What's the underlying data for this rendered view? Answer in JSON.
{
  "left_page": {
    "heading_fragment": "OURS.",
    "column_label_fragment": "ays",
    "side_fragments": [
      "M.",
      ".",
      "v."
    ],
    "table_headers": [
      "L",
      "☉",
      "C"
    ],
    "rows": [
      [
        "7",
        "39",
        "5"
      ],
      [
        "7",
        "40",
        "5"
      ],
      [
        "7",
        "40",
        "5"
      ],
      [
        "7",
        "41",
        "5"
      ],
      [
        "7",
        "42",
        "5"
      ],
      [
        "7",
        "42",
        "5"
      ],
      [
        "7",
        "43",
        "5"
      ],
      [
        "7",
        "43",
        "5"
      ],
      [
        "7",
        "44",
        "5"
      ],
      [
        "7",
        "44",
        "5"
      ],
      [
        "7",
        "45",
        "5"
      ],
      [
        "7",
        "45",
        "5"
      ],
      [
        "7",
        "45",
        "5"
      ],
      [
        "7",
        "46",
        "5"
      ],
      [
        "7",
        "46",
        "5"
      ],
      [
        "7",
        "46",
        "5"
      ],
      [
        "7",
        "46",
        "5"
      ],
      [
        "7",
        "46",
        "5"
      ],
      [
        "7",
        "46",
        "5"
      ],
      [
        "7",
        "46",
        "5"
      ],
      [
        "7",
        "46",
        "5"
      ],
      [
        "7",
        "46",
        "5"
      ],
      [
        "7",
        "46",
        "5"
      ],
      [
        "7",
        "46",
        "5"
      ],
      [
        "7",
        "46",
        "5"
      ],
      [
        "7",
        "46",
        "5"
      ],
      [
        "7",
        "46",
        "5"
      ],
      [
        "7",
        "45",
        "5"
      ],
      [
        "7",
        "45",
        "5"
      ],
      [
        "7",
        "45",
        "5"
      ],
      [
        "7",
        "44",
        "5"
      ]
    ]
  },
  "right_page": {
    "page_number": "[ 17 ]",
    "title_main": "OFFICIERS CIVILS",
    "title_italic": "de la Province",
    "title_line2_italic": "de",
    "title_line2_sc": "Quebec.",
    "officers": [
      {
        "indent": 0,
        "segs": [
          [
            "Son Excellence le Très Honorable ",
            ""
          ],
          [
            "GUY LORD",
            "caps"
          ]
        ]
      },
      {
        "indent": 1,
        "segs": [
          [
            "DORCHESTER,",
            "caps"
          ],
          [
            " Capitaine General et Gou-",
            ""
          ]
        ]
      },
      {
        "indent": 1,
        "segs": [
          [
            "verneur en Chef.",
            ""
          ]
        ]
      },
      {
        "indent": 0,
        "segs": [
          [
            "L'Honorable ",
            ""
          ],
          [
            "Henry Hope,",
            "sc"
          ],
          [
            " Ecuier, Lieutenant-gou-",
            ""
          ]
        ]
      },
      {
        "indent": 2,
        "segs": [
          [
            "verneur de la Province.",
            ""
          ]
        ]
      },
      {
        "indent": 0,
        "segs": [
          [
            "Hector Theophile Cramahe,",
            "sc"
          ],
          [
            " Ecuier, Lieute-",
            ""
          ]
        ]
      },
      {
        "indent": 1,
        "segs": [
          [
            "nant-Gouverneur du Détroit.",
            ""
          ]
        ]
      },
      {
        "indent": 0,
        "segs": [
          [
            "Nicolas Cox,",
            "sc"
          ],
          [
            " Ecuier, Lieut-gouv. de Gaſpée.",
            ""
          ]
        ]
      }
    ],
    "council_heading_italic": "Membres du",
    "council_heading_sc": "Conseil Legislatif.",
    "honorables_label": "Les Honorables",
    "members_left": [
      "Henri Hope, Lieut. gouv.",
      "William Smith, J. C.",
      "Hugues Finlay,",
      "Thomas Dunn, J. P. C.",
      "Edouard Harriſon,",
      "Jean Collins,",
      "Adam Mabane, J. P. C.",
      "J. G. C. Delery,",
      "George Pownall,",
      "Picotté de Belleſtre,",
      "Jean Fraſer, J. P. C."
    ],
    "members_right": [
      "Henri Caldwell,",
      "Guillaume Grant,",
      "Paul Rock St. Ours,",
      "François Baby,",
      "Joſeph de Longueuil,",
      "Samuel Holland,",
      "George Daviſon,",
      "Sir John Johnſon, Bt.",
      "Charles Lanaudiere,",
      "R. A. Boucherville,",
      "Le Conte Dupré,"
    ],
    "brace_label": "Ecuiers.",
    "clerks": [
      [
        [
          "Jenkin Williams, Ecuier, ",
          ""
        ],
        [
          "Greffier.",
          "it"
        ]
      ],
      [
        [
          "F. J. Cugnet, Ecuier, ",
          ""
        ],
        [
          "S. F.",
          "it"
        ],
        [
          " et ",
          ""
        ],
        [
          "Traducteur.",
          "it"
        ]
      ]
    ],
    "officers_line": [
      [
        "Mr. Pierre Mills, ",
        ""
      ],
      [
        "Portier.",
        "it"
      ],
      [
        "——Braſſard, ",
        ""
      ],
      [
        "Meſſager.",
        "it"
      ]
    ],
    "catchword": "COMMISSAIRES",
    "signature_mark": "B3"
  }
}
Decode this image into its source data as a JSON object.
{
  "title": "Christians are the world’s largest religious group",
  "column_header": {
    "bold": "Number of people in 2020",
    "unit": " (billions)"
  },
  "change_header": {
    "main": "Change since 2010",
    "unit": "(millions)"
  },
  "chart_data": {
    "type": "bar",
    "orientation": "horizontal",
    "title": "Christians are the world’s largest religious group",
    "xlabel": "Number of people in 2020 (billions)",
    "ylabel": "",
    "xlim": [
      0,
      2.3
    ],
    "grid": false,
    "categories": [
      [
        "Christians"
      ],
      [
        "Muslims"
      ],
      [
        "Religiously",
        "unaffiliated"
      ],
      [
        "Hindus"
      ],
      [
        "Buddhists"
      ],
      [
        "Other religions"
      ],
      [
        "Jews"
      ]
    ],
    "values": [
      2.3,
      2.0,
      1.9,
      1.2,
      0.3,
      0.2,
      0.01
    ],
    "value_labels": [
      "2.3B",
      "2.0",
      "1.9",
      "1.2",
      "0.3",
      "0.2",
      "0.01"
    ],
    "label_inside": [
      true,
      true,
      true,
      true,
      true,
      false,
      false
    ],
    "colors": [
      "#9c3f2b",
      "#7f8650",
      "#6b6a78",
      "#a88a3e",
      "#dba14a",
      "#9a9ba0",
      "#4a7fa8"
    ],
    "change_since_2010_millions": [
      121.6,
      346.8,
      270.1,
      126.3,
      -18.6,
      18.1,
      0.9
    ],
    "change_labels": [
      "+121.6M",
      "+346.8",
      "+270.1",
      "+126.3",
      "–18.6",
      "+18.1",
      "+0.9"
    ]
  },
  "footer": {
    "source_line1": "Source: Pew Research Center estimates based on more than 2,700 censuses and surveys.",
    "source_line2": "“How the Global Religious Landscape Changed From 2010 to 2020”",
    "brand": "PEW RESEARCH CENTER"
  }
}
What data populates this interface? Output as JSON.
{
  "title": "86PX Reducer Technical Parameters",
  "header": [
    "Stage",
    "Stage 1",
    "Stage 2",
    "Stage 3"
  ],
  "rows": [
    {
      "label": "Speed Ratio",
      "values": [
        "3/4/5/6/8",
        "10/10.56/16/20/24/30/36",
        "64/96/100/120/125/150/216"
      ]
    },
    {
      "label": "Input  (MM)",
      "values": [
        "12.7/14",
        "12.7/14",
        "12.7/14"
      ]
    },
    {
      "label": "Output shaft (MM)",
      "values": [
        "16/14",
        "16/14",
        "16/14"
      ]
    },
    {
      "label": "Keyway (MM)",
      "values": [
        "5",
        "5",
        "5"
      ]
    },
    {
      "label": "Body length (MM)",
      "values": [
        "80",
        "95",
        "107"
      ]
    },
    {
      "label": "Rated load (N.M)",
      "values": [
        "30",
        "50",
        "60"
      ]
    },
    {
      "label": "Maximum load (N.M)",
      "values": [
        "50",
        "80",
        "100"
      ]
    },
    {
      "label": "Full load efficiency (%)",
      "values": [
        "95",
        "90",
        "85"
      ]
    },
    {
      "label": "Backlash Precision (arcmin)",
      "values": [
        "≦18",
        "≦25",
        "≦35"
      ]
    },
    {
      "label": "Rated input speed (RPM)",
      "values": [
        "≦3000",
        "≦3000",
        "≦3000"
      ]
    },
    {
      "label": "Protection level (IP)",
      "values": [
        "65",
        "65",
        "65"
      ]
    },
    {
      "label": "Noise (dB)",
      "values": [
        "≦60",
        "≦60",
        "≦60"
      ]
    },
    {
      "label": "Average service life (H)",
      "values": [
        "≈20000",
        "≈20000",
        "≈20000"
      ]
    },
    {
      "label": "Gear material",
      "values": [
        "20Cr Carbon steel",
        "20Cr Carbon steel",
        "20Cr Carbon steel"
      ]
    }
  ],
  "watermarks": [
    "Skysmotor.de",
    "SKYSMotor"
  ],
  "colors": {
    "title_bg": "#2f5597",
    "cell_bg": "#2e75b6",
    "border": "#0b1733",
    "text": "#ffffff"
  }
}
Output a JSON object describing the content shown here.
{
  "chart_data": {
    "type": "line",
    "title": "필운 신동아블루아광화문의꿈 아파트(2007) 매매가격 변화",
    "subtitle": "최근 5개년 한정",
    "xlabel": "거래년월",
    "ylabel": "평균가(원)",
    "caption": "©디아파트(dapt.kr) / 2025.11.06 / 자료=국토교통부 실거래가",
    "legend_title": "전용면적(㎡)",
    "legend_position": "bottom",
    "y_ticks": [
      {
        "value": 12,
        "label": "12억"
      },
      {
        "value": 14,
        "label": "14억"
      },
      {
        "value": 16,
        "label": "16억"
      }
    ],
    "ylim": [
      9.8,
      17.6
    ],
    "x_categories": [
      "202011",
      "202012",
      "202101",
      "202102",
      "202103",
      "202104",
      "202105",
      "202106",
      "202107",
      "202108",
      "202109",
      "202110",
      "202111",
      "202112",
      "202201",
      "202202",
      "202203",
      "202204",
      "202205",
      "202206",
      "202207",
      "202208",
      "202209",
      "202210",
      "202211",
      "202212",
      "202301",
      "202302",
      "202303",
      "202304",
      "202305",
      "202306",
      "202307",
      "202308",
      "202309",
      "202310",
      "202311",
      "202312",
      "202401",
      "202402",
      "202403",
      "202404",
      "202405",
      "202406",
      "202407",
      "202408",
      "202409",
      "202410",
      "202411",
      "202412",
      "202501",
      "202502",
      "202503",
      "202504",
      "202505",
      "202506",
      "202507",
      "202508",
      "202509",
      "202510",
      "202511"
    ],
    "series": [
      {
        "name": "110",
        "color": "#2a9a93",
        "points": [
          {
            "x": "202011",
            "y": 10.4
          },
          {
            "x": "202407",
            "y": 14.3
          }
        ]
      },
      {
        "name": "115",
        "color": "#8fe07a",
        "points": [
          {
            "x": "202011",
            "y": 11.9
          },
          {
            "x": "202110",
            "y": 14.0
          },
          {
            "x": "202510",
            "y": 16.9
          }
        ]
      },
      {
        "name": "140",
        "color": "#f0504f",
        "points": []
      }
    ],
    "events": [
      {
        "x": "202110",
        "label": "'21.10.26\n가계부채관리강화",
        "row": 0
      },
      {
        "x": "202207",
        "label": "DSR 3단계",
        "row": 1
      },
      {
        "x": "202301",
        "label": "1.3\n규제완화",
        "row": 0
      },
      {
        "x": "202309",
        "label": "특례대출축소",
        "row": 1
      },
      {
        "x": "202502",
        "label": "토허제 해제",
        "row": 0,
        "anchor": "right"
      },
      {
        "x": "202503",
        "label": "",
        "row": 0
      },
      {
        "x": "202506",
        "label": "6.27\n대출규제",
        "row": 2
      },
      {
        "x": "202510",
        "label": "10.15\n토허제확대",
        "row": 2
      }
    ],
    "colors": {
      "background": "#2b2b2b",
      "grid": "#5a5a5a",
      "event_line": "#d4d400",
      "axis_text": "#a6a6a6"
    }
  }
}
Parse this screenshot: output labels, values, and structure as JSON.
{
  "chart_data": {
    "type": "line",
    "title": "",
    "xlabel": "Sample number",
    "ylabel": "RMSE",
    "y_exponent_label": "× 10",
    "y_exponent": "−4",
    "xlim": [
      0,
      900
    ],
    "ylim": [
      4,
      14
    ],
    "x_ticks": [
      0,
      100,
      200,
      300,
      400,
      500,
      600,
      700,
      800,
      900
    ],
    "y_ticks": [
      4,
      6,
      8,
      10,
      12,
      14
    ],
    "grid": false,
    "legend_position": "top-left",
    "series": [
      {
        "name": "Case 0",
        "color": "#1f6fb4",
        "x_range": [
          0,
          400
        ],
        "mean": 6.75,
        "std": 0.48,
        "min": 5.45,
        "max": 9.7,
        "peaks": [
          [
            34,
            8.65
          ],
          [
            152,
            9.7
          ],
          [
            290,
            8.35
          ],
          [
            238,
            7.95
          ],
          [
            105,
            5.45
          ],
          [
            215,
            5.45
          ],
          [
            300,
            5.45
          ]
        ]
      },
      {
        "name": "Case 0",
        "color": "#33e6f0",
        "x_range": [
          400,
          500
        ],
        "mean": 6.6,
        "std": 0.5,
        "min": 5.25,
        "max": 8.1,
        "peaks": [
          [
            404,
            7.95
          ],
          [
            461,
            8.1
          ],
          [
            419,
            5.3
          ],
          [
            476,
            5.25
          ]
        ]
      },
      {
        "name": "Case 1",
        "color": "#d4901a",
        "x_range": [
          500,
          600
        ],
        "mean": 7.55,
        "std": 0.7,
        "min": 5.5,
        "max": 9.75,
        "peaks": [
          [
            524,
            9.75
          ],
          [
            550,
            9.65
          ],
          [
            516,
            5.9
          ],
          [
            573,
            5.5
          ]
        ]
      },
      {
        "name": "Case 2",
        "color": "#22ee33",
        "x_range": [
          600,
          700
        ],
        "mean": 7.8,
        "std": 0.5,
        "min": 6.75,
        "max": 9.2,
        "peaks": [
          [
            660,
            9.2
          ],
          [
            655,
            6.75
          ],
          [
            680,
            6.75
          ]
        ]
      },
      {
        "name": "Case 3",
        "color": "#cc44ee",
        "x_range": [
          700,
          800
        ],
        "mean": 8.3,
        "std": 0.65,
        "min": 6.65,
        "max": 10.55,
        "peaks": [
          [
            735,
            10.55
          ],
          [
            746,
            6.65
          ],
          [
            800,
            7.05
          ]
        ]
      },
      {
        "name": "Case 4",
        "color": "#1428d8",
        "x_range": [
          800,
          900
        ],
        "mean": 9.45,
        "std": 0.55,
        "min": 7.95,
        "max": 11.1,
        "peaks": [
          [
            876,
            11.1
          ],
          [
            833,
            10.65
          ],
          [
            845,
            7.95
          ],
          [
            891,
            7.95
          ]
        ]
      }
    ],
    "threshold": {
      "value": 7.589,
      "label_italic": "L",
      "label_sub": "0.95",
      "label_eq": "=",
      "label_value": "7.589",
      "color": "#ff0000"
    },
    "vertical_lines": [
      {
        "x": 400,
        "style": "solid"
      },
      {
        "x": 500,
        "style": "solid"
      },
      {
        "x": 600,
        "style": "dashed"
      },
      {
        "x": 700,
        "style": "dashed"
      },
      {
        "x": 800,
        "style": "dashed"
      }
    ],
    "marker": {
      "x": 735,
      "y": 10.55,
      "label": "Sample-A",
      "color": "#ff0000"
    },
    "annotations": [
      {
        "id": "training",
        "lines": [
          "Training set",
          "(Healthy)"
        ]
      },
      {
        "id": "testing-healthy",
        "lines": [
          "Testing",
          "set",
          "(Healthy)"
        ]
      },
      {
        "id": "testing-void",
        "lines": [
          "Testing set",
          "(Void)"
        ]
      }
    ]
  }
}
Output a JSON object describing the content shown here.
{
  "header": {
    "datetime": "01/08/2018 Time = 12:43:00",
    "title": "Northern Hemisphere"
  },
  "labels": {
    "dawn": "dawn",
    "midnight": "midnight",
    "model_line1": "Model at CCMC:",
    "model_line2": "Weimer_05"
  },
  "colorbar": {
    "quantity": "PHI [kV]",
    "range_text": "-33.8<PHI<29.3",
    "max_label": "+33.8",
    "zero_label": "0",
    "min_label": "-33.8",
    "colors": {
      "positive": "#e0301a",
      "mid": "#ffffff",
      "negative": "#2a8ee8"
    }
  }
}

--

### WHAT TO DO
Search the entries for the string "largest" and collect each line that has it.

### ANSWER BELOW
  "title": "Christians are the world’s largest religious group",
    "title": "Christians are the world’s largest religious group",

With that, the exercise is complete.